Activity list.
a. Answer these questions from the excerpt on tuberculosis preventive therapy, one answer per line:
(i) How many tuberculin skin tests were performed?
(ii) What has greatly reduced the incidence of tuberculosis among individuals with latent Mycobacterium tuberculosis infection?
(iii) What will the higher specificity of IGRA importantly reduce?
b. Duplicate the tuberculosis preventive therapy excerpt from "Incidence of tuberculosis in" to "Mycobacterium tuberculosis infection.".
c. Please pick up the excerpt on tuberculosis preventive therapy after its last sentence and continue it.

───── Page excerpt ─────

Incidence of tuberculosis in the Swiss HIV Cohort Study and use of preventive therapy.

The amount of clinical work associated with the preventive efforts was considerable: >4000 tuberculin skin tests were performed, but the overall impact was dismally small. Clearly, preventive therapy is not as efficient an intervention as one would hope and has become even less efficient, because antiretroviral therapy has greatly reduced the incidence of tuberculosis among individuals with latent Mycobacterium tuberculosis infection.

To what extent would replacing the tuberculin skin test with an IFN-γ release assay (IGRA) improve the efficiency of the intervention? Some, but not much, is probably the short answer. There can be little doubt about the superior specificity of IGRA, compared with the conventional tuberculin skin test [9]. Higher specificity will importantly reduce the number of persons treated unnecessarily. Therefore, it has a substantial impacts on effectiveness but has barely any impact on efficiency. Although the issue of comparative test sensitivity remains debatable [10], there is no reason to believe that the sensitivity of the IGRA deviates much from that of tuberculin skin testing. It is unlikely that any of the currently available IGRAs has the potential to eliminate the fundamental issue of anergy, because this might be the biological limitation of this type of test. Again, probably little can be expected in terms of improving efficiency.

───── Record extracts ─────

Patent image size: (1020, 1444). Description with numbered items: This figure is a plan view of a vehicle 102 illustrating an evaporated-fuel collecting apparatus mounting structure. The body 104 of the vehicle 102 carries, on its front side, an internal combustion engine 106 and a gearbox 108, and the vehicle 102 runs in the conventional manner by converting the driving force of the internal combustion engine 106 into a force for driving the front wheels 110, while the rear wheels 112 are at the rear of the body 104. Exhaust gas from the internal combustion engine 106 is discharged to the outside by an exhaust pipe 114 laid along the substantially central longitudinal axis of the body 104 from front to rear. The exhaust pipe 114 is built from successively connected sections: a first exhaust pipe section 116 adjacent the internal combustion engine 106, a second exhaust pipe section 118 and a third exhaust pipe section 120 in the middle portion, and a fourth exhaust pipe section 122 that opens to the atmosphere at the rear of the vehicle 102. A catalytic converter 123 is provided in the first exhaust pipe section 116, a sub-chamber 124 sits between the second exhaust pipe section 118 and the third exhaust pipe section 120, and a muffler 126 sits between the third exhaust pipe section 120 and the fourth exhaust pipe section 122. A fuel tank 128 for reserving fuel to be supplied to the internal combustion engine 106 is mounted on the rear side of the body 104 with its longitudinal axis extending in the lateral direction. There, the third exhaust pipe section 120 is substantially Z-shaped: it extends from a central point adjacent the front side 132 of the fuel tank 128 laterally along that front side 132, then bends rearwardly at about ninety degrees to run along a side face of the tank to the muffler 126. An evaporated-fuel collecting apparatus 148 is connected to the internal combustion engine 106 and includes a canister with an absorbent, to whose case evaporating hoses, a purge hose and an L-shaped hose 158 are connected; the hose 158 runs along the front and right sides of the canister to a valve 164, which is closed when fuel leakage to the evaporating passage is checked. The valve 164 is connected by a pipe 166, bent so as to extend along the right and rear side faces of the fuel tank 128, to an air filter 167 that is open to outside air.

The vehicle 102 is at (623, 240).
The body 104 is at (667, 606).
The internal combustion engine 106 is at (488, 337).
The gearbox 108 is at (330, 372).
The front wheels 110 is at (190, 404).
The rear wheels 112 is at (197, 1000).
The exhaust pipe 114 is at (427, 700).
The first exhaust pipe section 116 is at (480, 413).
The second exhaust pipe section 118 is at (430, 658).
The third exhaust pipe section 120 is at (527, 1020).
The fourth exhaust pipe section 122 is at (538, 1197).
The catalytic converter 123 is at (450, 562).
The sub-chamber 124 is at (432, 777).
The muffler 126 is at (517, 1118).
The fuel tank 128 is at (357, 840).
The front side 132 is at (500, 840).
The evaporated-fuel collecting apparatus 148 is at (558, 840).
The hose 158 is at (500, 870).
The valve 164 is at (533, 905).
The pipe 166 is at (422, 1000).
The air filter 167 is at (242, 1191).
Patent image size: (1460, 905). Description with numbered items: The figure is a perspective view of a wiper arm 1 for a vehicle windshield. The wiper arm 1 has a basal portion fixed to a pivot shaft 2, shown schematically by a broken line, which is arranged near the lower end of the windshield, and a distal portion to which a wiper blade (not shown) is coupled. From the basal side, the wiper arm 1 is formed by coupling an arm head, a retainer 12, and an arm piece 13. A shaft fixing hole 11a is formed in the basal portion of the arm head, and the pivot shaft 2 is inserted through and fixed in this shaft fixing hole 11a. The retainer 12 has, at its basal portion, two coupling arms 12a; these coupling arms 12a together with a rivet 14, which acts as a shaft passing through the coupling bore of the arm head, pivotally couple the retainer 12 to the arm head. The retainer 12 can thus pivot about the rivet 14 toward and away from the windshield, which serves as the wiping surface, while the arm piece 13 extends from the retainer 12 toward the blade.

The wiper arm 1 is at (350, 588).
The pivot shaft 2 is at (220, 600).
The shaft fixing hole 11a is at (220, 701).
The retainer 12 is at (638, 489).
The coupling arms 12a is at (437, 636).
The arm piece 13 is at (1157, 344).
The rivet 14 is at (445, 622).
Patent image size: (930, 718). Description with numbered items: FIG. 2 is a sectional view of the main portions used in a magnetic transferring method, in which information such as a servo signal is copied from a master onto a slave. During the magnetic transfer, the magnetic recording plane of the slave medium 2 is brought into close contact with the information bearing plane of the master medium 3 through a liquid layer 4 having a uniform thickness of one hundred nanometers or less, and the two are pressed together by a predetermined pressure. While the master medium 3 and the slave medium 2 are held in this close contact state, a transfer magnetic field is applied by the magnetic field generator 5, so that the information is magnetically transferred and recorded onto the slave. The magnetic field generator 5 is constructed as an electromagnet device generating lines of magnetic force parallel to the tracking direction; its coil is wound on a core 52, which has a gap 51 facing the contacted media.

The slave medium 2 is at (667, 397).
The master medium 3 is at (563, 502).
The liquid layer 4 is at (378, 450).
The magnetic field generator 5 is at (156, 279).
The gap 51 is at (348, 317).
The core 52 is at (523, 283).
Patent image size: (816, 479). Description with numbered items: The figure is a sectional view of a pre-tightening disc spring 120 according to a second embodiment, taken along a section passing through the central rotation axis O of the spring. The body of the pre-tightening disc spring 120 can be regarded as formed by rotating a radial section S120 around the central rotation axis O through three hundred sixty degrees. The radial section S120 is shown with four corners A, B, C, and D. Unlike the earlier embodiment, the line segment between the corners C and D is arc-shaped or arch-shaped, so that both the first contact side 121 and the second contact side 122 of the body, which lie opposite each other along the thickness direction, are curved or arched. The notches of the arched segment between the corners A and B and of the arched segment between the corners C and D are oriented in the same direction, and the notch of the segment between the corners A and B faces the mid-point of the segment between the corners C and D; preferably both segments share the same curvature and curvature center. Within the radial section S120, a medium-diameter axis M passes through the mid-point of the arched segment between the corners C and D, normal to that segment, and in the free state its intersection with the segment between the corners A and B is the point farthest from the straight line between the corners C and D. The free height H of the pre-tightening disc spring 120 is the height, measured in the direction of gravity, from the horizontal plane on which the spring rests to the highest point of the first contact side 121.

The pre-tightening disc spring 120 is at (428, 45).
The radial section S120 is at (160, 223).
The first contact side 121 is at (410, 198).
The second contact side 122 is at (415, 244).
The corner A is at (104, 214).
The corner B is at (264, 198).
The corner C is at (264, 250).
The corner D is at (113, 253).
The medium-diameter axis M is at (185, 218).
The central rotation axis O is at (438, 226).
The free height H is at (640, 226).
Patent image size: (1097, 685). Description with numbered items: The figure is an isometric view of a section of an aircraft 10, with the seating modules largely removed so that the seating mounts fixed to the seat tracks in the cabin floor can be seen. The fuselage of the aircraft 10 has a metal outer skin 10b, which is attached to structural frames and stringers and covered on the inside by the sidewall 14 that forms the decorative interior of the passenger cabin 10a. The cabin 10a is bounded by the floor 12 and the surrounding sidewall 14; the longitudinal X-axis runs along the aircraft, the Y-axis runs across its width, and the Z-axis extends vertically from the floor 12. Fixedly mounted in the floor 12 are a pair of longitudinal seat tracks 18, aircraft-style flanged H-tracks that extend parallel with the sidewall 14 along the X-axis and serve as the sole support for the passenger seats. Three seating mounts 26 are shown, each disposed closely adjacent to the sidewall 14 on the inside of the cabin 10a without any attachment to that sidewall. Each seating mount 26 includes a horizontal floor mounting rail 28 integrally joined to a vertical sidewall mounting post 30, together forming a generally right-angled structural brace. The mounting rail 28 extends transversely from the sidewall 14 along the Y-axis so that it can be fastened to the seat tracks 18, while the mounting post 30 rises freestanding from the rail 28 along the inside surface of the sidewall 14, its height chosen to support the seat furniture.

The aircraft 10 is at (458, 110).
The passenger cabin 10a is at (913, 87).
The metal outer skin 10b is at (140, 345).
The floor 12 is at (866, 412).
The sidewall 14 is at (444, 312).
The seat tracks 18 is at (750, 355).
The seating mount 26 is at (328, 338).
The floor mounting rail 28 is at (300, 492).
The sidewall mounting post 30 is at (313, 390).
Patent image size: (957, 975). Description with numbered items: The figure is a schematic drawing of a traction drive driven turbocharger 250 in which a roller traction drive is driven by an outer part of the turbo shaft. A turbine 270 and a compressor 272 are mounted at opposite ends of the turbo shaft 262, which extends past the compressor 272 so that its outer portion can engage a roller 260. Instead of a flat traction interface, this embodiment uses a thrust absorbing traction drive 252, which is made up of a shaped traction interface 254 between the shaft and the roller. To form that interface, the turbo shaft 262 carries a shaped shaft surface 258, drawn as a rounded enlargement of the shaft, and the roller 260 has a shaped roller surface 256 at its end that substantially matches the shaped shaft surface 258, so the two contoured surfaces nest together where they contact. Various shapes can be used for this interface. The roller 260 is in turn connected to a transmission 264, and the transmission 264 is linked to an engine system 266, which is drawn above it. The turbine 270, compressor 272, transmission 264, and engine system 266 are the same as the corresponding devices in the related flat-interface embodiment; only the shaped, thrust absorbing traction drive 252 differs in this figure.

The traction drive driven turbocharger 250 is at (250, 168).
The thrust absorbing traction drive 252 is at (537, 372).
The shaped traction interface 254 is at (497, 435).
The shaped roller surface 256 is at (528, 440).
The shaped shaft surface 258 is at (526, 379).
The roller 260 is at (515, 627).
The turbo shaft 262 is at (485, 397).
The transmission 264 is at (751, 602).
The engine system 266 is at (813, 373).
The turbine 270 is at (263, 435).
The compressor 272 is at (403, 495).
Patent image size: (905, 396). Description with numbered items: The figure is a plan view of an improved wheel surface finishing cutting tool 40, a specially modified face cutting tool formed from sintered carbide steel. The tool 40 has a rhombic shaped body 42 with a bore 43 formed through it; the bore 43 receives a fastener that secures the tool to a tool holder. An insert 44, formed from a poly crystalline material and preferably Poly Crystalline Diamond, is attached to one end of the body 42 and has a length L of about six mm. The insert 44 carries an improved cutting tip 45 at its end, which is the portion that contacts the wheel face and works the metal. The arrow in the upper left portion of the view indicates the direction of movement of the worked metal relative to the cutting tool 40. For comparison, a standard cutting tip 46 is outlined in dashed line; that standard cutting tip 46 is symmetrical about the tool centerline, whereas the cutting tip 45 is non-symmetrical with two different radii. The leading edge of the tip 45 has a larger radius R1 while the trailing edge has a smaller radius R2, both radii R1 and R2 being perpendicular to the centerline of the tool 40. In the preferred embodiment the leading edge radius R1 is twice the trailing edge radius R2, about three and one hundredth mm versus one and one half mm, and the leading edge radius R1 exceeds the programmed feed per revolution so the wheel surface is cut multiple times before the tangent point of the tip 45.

─────

Response list.
a.
(i) More than 4000.
(ii) Antiretroviral therapy.
(iii) The number of persons treated unnecessarily.

b.
Incidence of tuberculosis in the Swiss HIV Cohort Study and use of preventive therapy.

The amount of clinical work associated with the preventive efforts was considerable: >4000 tuberculin skin tests were performed, but the overall impact was dismally small. Clearly, preventive therapy is not as efficient an intervention as one would hope and has become even less efficient, because antiretroviral therapy has greatly reduced the incidence of tuberculosis among individuals with latent Mycobacterium tuberculosis infection.

c.
It is not within the ability of these newer tests to resolve a single fundamental problem associated with the tuberculin skin test, and that is the obvious prerequisite to place a test in the first place. Nor will these tests help in addressing the seeming reluctance of some clinicians to act on a positive test result, whatever the definition or test operating characteristics. The operational difficulties in the Swiss study are not specific to this particular European country; clinician adherence to testing HIV-infected persons is equally poor in the United States [11], where, historically, preventive therapy has perhaps the longest acceptance.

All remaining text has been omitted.